# Exercise directions
Reproduce the records below in their entirety, character for character.

# Dataset rows
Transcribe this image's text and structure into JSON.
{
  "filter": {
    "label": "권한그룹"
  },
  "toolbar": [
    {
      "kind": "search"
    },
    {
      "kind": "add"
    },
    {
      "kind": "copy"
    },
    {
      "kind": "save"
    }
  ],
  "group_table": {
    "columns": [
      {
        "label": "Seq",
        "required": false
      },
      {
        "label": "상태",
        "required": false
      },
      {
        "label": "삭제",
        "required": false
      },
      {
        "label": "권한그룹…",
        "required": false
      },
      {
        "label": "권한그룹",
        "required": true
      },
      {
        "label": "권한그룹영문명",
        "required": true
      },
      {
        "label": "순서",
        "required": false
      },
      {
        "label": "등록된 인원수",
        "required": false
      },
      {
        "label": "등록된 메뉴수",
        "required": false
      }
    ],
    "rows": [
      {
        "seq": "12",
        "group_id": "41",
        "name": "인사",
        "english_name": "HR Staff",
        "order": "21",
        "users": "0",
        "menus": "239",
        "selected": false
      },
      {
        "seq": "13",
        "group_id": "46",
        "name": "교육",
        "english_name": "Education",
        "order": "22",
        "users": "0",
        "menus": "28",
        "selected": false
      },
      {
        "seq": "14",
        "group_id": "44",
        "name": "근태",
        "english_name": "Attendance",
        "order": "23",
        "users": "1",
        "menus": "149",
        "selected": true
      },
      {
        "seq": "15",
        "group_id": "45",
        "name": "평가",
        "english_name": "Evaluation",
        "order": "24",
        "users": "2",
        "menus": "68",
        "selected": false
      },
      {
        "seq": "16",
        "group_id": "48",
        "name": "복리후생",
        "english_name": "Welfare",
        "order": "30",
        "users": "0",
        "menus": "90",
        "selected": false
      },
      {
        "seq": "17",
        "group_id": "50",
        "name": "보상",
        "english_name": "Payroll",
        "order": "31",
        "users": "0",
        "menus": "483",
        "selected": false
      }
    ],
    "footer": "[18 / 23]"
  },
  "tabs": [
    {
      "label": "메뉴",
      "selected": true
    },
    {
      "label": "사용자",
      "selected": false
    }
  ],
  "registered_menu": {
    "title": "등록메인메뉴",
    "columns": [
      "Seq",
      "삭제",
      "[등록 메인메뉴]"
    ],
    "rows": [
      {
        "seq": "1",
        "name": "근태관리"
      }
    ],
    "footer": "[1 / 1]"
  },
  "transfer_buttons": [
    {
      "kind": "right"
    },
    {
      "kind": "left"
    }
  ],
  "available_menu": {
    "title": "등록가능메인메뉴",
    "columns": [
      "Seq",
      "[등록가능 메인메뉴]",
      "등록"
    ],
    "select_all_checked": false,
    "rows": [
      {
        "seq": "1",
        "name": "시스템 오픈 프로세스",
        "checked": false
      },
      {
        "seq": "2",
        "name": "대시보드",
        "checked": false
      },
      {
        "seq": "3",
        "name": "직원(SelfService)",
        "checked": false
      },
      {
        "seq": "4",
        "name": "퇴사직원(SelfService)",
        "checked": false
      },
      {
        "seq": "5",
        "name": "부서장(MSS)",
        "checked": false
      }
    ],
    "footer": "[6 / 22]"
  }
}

# Response to this task
Transcribe this image's text and structure into JSON.
{
  "filter": {
    "label": "권한그룹"
  },
  "toolbar": [
    {
      "kind": "search"
    },
    {
      "kind": "add"
    },
    {
      "kind": "copy"
    },
    {
      "kind": "save"
    }
  ],
  "group_table": {
    "columns": [
      {
        "label": "Seq",
        "required": false
      },
      {
        "label": "상태",
        "required": false
      },
      {
        "label": "삭제",
        "required": false
      },
      {
        "label": "권한그룹…",
        "required": false
      },
      {
        "label": "권한그룹",
        "required": true
      },
      {
        "label": "권한그룹영문명",
        "required": true
      },
      {
        "label": "순서",
        "required": false
      },
      {
        "label": "등록된 인원수",
        "required": false
      },
      {
        "label": "등록된 메뉴수",
        "required": false
      }
    ],
    "rows": [
      {
        "seq": "12",
        "group_id": "41",
        "name": "인사",
        "english_name": "HR Staff",
        "order": "21",
        "users": "0",
        "menus": "239",
        "selected": false
      },
      {
        "seq": "13",
        "group_id": "46",
        "name": "교육",
        "english_name": "Education",
        "order": "22",
        "users": "0",
        "menus": "28",
        "selected": false
      },
      {
        "seq": "14",
        "group_id": "44",
        "name": "근태",
        "english_name": "Attendance",
        "order": "23",
        "users": "1",
        "menus": "149",
        "selected": true
      },
      {
        "seq": "15",
        "group_id": "45",
        "name": "평가",
        "english_name": "Evaluation",
        "order": "24",
        "users": "2",
        "menus": "68",
        "selected": false
      },
      {
        "seq": "16",
        "group_id": "48",
        "name": "복리후생",
        "english_name": "Welfare",
        "order": "30",
        "users": "0",
        "menus": "90",
        "selected": false
      },
      {
        "seq": "17",
        "group_id": "50",
        "name": "보상",
        "english_name": "Payroll",
        "order": "31",
        "users": "0",
        "menus": "483",
        "selected": false
      }
    ],
    "footer": "[18 / 23]"
  },
  "tabs": [
    {
      "label": "메뉴",
      "selected": true
    },
    {
      "label": "사용자",
      "selected": false
    }
  ],
  "registered_menu": {
    "title": "등록메인메뉴",
    "columns": [
      "Seq",
      "삭제",
      "[등록 메인메뉴]"
    ],
    "rows": [
      {
        "seq": "1",
        "name": "근태관리"
      }
    ],
    "footer": "[1 / 1]"
  },
  "transfer_buttons": [
    {
      "kind": "right"
    },
    {
      "kind": "left"
    }
  ],
  "available_menu": {
    "title": "등록가능메인메뉴",
    "columns": [
      "Seq",
      "[등록가능 메인메뉴]",
      "등록"
    ],
    "select_all_checked": false,
    "rows": [
      {
        "seq": "1",
        "name": "시스템 오픈 프로세스",
        "checked": false
      },
      {
        "seq": "2",
        "name": "대시보드",
        "checked": false
      },
      {
        "seq": "3",
        "name": "직원(SelfService)",
        "checked": false
      },
      {
        "seq": "4",
        "name": "퇴사직원(SelfService)",
        "checked": false
      },
      {
        "seq": "5",
        "name": "부서장(MSS)",
        "checked": false
      }
    ],
    "footer": "[6 / 22]"
  }
}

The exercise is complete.